### To do
In the records that follow, show each line where the word "Paul" is present.

### Data in this exercise
────────
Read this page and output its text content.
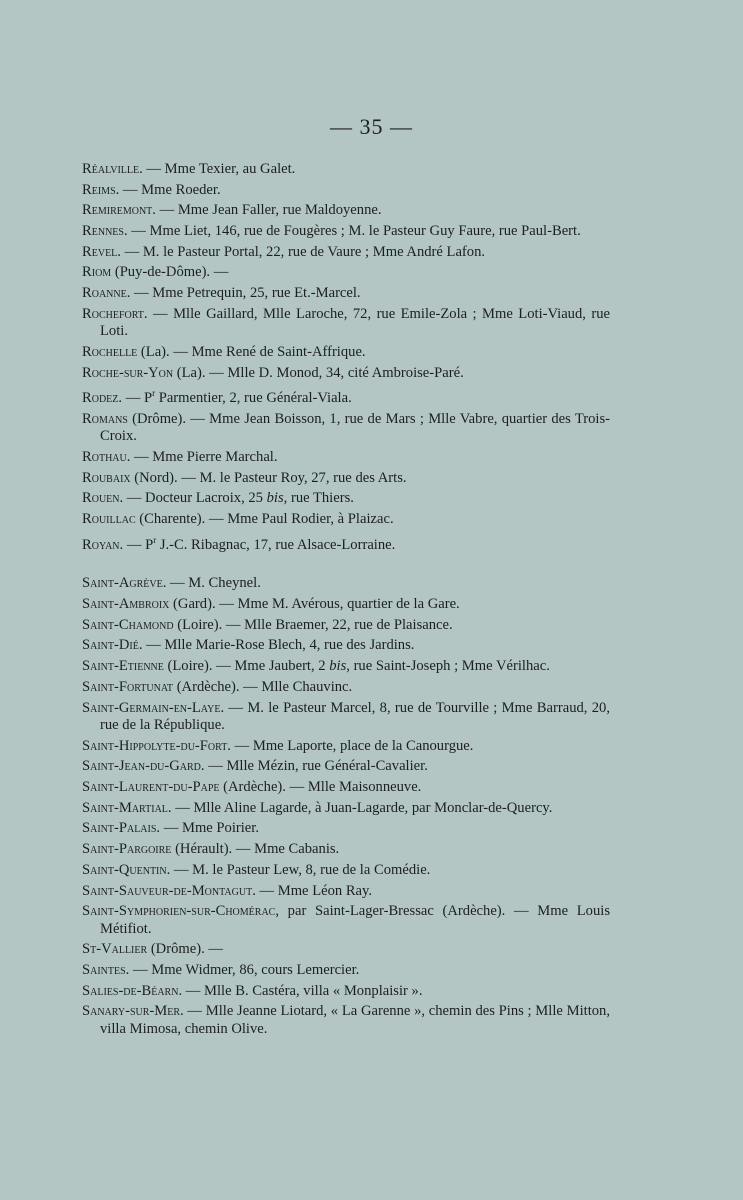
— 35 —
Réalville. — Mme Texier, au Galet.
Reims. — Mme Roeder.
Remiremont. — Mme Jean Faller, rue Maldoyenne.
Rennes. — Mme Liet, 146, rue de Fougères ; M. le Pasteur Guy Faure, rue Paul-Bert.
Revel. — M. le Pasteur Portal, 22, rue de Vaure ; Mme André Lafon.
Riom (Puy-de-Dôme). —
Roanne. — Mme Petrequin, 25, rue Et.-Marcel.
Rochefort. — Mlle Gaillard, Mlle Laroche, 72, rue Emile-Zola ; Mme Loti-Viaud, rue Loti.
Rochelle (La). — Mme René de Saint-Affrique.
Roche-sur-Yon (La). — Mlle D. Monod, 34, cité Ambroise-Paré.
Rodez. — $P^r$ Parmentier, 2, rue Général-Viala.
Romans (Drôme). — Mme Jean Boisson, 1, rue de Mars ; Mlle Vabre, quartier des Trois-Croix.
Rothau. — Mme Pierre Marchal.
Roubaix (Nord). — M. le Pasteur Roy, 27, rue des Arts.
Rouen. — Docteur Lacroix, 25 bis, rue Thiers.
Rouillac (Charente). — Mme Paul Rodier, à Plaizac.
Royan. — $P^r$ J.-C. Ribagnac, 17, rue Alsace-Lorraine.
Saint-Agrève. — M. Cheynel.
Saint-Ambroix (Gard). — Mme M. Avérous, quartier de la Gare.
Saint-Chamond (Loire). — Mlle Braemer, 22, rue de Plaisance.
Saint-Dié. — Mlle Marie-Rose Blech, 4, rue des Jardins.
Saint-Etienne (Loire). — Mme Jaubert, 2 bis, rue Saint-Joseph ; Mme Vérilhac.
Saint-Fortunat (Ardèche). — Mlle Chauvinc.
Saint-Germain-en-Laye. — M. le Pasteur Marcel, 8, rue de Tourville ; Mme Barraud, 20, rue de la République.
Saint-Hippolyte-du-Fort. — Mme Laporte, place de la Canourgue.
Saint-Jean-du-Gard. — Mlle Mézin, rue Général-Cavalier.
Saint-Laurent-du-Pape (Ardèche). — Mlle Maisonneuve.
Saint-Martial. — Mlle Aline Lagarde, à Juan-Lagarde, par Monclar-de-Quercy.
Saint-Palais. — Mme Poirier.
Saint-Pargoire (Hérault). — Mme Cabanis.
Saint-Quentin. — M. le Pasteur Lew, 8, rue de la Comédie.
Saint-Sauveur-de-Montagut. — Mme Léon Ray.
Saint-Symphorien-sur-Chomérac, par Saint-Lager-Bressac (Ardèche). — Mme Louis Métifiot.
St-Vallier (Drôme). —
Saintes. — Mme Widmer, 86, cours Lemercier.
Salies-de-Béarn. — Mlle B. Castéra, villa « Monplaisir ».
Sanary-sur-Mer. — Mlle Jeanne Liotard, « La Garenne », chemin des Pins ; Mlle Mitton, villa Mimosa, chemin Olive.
────────
### The completed task
Rennes. — Mme Liet, 146, rue de Fougères ; M. le Pasteur Guy Faure, rue Paul-Bert.
Rouillac (Charente). — Mme Paul Rodier, à Plaizac.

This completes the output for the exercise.